Stated problem - Using the material below, print a verbatim copy of every line from the one containing "Parse this screenshot: output" through the one containing "Convert this screenshot", inclusive, and omit the pictures.
### Records provided
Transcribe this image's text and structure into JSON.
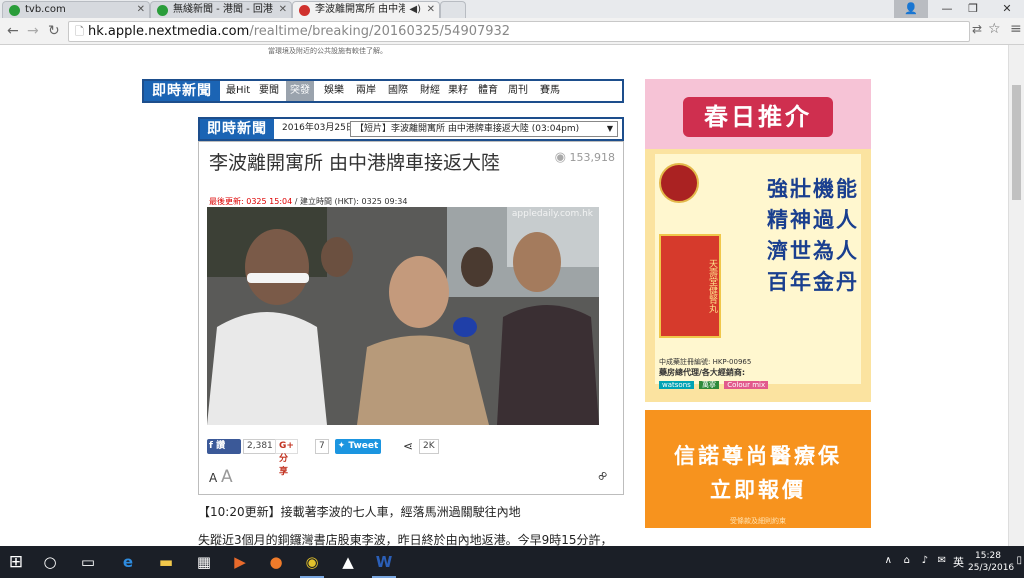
######
### Records provided
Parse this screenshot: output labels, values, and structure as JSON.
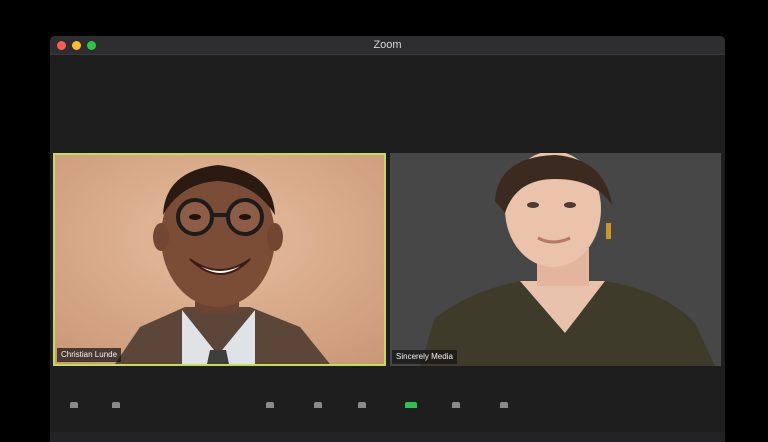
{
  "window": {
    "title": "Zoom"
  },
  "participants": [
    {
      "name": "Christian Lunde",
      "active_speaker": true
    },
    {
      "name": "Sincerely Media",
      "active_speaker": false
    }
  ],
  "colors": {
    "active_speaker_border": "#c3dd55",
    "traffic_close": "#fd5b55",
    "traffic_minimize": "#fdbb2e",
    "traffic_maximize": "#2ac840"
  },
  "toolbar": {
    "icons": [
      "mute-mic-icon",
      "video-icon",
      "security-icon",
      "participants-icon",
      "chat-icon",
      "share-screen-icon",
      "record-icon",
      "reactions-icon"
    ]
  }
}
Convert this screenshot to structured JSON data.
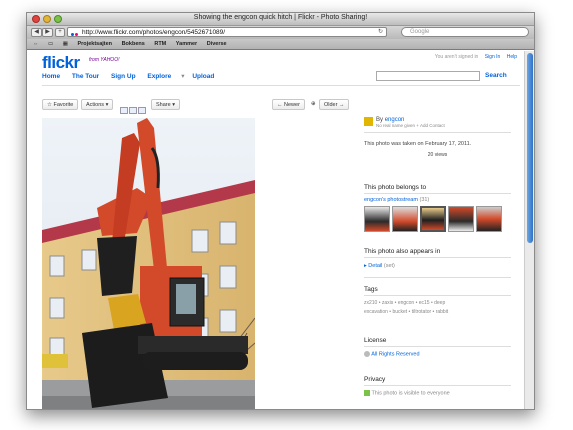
######
### Records provided
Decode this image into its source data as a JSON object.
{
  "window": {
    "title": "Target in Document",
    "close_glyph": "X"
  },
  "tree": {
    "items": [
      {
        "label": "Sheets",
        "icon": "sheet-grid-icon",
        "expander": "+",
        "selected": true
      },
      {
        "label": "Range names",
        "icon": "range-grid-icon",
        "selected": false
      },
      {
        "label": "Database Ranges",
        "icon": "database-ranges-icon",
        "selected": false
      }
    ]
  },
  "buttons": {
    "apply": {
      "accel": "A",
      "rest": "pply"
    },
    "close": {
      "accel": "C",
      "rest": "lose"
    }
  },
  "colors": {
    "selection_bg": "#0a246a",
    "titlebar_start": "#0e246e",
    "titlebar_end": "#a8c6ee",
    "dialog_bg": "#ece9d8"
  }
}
######
Answer below -
Parse this screenshot: output labels, values, and structure as JSON.
{
  "window": {
    "title": "Zoom"
  },
  "participants": [
    {
      "name": "Christian Lunde",
      "active_speaker": true
    },
    {
      "name": "Sincerely Media",
      "active_speaker": false
    }
  ],
  "colors": {
    "active_speaker_border": "#c3dd55",
    "traffic_close": "#fd5b55",
    "traffic_minimize": "#fdbb2e",
    "traffic_maximize": "#2ac840"
  },
  "toolbar": {
    "icons": [
      "mute-mic-icon",
      "video-icon",
      "security-icon",
      "participants-icon",
      "chat-icon",
      "share-screen-icon",
      "record-icon",
      "reactions-icon"
    ]
  }
}
Convert this screenshot to structured JSON data.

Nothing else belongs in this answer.